— begin Record extracts —

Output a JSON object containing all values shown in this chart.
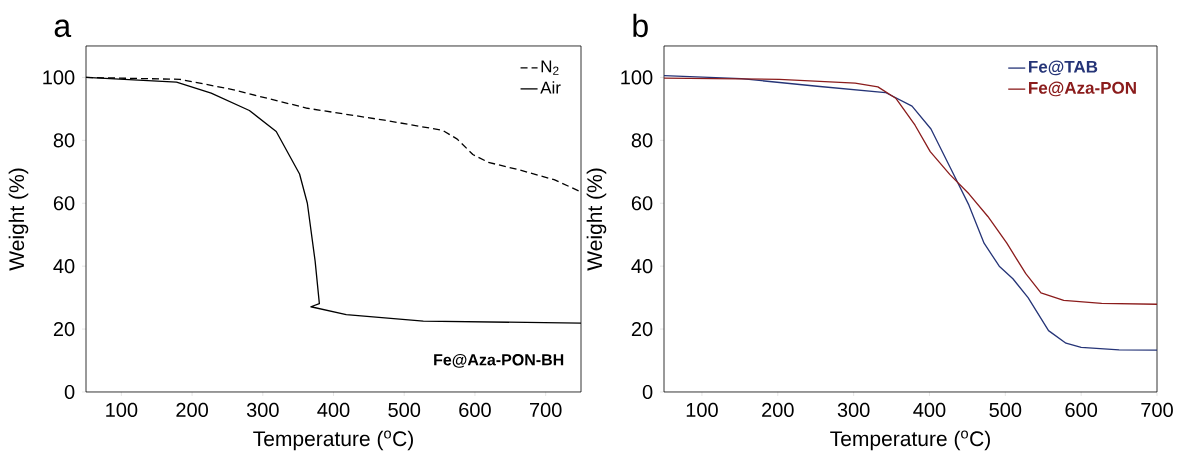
{
  "chart_data": [
    {
      "type": "line",
      "title": "a",
      "xlabel": "Temperature ($^{o}$C)",
      "ylabel": "Weight (%)",
      "xlim": [
        50,
        750
      ],
      "ylim": [
        0,
        110
      ],
      "xticks": [
        100,
        200,
        300,
        400,
        500,
        600,
        700
      ],
      "yticks": [
        0,
        20,
        40,
        60,
        80,
        100
      ],
      "legend": "top right",
      "grid": false,
      "marker": "none",
      "annotations": [
        "Fe@Aza-PON-BH"
      ],
      "series": [
        {
          "name": "N$_{2}$",
          "color": "#000000",
          "line_style": "dashed",
          "x": [
            50,
            183,
            254,
            363,
            472,
            554,
            575,
            597,
            619,
            663,
            712,
            750
          ],
          "values": [
            100,
            99.4,
            96.3,
            90.2,
            86.4,
            83.2,
            80.4,
            75.5,
            73,
            70.6,
            67.5,
            63.6
          ]
        },
        {
          "name": "Air",
          "color": "#000000",
          "line_style": "solid",
          "x": [
            50,
            178,
            227,
            281,
            319,
            352,
            363,
            374,
            380,
            368,
            418,
            527,
            750
          ],
          "values": [
            100,
            98.5,
            95,
            89.5,
            82.8,
            69.3,
            60,
            41.6,
            28.1,
            27.1,
            24.6,
            22.5,
            21.9
          ]
        }
      ]
    },
    {
      "type": "line",
      "title": "b",
      "xlabel": "Temperature ($^{o}$C)",
      "ylabel": "Weight (%)",
      "xlim": [
        50,
        700
      ],
      "ylim": [
        0,
        110
      ],
      "xticks": [
        100,
        200,
        300,
        400,
        500,
        600,
        700
      ],
      "yticks": [
        0,
        20,
        40,
        60,
        80,
        100
      ],
      "legend": "top right",
      "grid": false,
      "marker": "none",
      "series": [
        {
          "name": "Fe@TAB",
          "color": "#253477",
          "line_style": "solid",
          "x": [
            50,
            152,
            252,
            342,
            377,
            402,
            427,
            452,
            472,
            492,
            510,
            530,
            557,
            580,
            600,
            650,
            700
          ],
          "values": [
            100.6,
            99.6,
            97.2,
            95.2,
            90.9,
            83.6,
            71.5,
            59.4,
            47.3,
            40,
            36,
            30,
            19.5,
            15.5,
            14.2,
            13.4,
            13.3
          ]
        },
        {
          "name": "Fe@Aza-PON",
          "color": "#8b1c1c",
          "line_style": "solid",
          "x": [
            50,
            202,
            302,
            332,
            356,
            381,
            401,
            427,
            452,
            477,
            502,
            527,
            547,
            577,
            627,
            700
          ],
          "values": [
            99.8,
            99.4,
            98.2,
            97,
            93.3,
            84.8,
            76.4,
            69.1,
            63,
            55.8,
            47.3,
            37.6,
            31.5,
            29.1,
            28.2,
            27.9
          ]
        }
      ]
    }
  ]
}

— end Record extracts —

_Stated goal:_
Pictures stay out; repeat all the rest of the records exactly.

_Solution for this exercise:_
Output a JSON object containing all values shown in this chart.
{
  "chart_data": [
    {
      "type": "line",
      "title": "a",
      "xlabel": "Temperature ($^{o}$C)",
      "ylabel": "Weight (%)",
      "xlim": [
        50,
        750
      ],
      "ylim": [
        0,
        110
      ],
      "xticks": [
        100,
        200,
        300,
        400,
        500,
        600,
        700
      ],
      "yticks": [
        0,
        20,
        40,
        60,
        80,
        100
      ],
      "legend": "top right",
      "grid": false,
      "marker": "none",
      "annotations": [
        "Fe@Aza-PON-BH"
      ],
      "series": [
        {
          "name": "N$_{2}$",
          "color": "#000000",
          "line_style": "dashed",
          "x": [
            50,
            183,
            254,
            363,
            472,
            554,
            575,
            597,
            619,
            663,
            712,
            750
          ],
          "values": [
            100,
            99.4,
            96.3,
            90.2,
            86.4,
            83.2,
            80.4,
            75.5,
            73,
            70.6,
            67.5,
            63.6
          ]
        },
        {
          "name": "Air",
          "color": "#000000",
          "line_style": "solid",
          "x": [
            50,
            178,
            227,
            281,
            319,
            352,
            363,
            374,
            380,
            368,
            418,
            527,
            750
          ],
          "values": [
            100,
            98.5,
            95,
            89.5,
            82.8,
            69.3,
            60,
            41.6,
            28.1,
            27.1,
            24.6,
            22.5,
            21.9
          ]
        }
      ]
    },
    {
      "type": "line",
      "title": "b",
      "xlabel": "Temperature ($^{o}$C)",
      "ylabel": "Weight (%)",
      "xlim": [
        50,
        700
      ],
      "ylim": [
        0,
        110
      ],
      "xticks": [
        100,
        200,
        300,
        400,
        500,
        600,
        700
      ],
      "yticks": [
        0,
        20,
        40,
        60,
        80,
        100
      ],
      "legend": "top right",
      "grid": false,
      "marker": "none",
      "series": [
        {
          "name": "Fe@TAB",
          "color": "#253477",
          "line_style": "solid",
          "x": [
            50,
            152,
            252,
            342,
            377,
            402,
            427,
            452,
            472,
            492,
            510,
            530,
            557,
            580,
            600,
            650,
            700
          ],
          "values": [
            100.6,
            99.6,
            97.2,
            95.2,
            90.9,
            83.6,
            71.5,
            59.4,
            47.3,
            40,
            36,
            30,
            19.5,
            15.5,
            14.2,
            13.4,
            13.3
          ]
        },
        {
          "name": "Fe@Aza-PON",
          "color": "#8b1c1c",
          "line_style": "solid",
          "x": [
            50,
            202,
            302,
            332,
            356,
            381,
            401,
            427,
            452,
            477,
            502,
            527,
            547,
            577,
            627,
            700
          ],
          "values": [
            99.8,
            99.4,
            98.2,
            97,
            93.3,
            84.8,
            76.4,
            69.1,
            63,
            55.8,
            47.3,
            37.6,
            31.5,
            29.1,
            28.2,
            27.9
          ]
        }
      ]
    }
  ]
}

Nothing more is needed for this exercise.